>> Begin

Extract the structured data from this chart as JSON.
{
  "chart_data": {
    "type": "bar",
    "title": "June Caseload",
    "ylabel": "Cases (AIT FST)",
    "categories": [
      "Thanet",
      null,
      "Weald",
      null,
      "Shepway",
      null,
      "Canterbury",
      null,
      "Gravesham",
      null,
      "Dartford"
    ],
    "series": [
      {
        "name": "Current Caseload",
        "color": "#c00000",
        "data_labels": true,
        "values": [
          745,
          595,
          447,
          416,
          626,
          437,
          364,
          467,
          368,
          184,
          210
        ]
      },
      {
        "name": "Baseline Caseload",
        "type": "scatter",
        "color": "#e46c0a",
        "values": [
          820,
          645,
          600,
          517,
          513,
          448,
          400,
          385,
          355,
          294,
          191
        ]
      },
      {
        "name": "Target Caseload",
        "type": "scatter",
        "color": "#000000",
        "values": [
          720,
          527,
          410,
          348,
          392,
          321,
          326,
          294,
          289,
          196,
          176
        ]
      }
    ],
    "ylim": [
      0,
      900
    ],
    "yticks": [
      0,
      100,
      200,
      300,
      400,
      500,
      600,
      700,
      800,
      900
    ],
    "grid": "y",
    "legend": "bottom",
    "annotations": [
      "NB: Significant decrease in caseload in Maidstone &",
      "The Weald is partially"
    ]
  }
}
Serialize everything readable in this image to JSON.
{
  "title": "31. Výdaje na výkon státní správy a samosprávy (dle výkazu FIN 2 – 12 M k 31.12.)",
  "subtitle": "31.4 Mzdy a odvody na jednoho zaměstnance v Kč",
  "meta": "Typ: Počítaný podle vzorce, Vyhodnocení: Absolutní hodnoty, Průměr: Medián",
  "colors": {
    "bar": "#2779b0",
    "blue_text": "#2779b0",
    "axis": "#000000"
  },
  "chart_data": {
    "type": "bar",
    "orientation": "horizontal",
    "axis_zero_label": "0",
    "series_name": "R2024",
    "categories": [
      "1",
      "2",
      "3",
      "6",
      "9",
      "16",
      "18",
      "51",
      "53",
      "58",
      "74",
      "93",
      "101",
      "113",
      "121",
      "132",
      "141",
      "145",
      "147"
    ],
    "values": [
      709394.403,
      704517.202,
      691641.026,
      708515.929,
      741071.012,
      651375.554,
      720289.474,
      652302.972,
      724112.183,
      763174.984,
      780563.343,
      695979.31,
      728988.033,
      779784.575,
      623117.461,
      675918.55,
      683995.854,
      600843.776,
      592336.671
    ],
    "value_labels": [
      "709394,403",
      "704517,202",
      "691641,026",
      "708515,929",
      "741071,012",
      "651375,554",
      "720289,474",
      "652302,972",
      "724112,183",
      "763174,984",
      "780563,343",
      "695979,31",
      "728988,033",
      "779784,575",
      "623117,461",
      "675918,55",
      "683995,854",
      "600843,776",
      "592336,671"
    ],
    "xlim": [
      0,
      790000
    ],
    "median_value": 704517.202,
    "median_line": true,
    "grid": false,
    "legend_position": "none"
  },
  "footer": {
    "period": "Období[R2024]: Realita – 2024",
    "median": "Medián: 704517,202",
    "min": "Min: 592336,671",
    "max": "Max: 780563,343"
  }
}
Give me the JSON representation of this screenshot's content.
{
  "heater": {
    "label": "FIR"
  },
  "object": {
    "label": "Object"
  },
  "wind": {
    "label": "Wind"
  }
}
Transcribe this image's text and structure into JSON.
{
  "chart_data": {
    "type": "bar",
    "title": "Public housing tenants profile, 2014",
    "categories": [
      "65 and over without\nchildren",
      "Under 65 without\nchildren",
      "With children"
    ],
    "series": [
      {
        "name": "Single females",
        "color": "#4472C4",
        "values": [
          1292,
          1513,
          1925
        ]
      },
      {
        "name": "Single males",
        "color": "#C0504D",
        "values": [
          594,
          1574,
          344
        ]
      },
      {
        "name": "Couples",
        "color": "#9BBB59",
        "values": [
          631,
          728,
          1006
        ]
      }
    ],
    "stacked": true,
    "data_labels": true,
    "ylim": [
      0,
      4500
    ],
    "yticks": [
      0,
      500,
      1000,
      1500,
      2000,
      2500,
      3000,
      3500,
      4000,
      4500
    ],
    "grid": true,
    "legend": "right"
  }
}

>> End

* [STATED PROBLEM]: Quote all the records. Keep every word exact.

* [COMPLETED EXERCISE]:
Extract the structured data from this chart as JSON.
{
  "chart_data": {
    "type": "bar",
    "title": "June Caseload",
    "ylabel": "Cases (AIT FST)",
    "categories": [
      "Thanet",
      null,
      "Weald",
      null,
      "Shepway",
      null,
      "Canterbury",
      null,
      "Gravesham",
      null,
      "Dartford"
    ],
    "series": [
      {
        "name": "Current Caseload",
        "color": "#c00000",
        "data_labels": true,
        "values": [
          745,
          595,
          447,
          416,
          626,
          437,
          364,
          467,
          368,
          184,
          210
        ]
      },
      {
        "name": "Baseline Caseload",
        "type": "scatter",
        "color": "#e46c0a",
        "values": [
          820,
          645,
          600,
          517,
          513,
          448,
          400,
          385,
          355,
          294,
          191
        ]
      },
      {
        "name": "Target Caseload",
        "type": "scatter",
        "color": "#000000",
        "values": [
          720,
          527,
          410,
          348,
          392,
          321,
          326,
          294,
          289,
          196,
          176
        ]
      }
    ],
    "ylim": [
      0,
      900
    ],
    "yticks": [
      0,
      100,
      200,
      300,
      400,
      500,
      600,
      700,
      800,
      900
    ],
    "grid": "y",
    "legend": "bottom",
    "annotations": [
      "NB: Significant decrease in caseload in Maidstone &",
      "The Weald is partially"
    ]
  }
}
Serialize everything readable in this image to JSON.
{
  "title": "31. Výdaje na výkon státní správy a samosprávy (dle výkazu FIN 2 – 12 M k 31.12.)",
  "subtitle": "31.4 Mzdy a odvody na jednoho zaměstnance v Kč",
  "meta": "Typ: Počítaný podle vzorce, Vyhodnocení: Absolutní hodnoty, Průměr: Medián",
  "colors": {
    "bar": "#2779b0",
    "blue_text": "#2779b0",
    "axis": "#000000"
  },
  "chart_data": {
    "type": "bar",
    "orientation": "horizontal",
    "axis_zero_label": "0",
    "series_name": "R2024",
    "categories": [
      "1",
      "2",
      "3",
      "6",
      "9",
      "16",
      "18",
      "51",
      "53",
      "58",
      "74",
      "93",
      "101",
      "113",
      "121",
      "132",
      "141",
      "145",
      "147"
    ],
    "values": [
      709394.403,
      704517.202,
      691641.026,
      708515.929,
      741071.012,
      651375.554,
      720289.474,
      652302.972,
      724112.183,
      763174.984,
      780563.343,
      695979.31,
      728988.033,
      779784.575,
      623117.461,
      675918.55,
      683995.854,
      600843.776,
      592336.671
    ],
    "value_labels": [
      "709394,403",
      "704517,202",
      "691641,026",
      "708515,929",
      "741071,012",
      "651375,554",
      "720289,474",
      "652302,972",
      "724112,183",
      "763174,984",
      "780563,343",
      "695979,31",
      "728988,033",
      "779784,575",
      "623117,461",
      "675918,55",
      "683995,854",
      "600843,776",
      "592336,671"
    ],
    "xlim": [
      0,
      790000
    ],
    "median_value": 704517.202,
    "median_line": true,
    "grid": false,
    "legend_position": "none"
  },
  "footer": {
    "period": "Období[R2024]: Realita – 2024",
    "median": "Medián: 704517,202",
    "min": "Min: 592336,671",
    "max": "Max: 780563,343"
  }
}
Give me the JSON representation of this screenshot's content.
{
  "heater": {
    "label": "FIR"
  },
  "object": {
    "label": "Object"
  },
  "wind": {
    "label": "Wind"
  }
}
Transcribe this image's text and structure into JSON.
{
  "chart_data": {
    "type": "bar",
    "title": "Public housing tenants profile, 2014",
    "categories": [
      "65 and over without\nchildren",
      "Under 65 without\nchildren",
      "With children"
    ],
    "series": [
      {
        "name": "Single females",
        "color": "#4472C4",
        "values": [
          1292,
          1513,
          1925
        ]
      },
      {
        "name": "Single males",
        "color": "#C0504D",
        "values": [
          594,
          1574,
          344
        ]
      },
      {
        "name": "Couples",
        "color": "#9BBB59",
        "values": [
          631,
          728,
          1006
        ]
      }
    ],
    "stacked": true,
    "data_labels": true,
    "ylim": [
      0,
      4500
    ],
    "yticks": [
      0,
      500,
      1000,
      1500,
      2000,
      2500,
      3000,
      3500,
      4000,
      4500
    ],
    "grid": true,
    "legend": "right"
  }
}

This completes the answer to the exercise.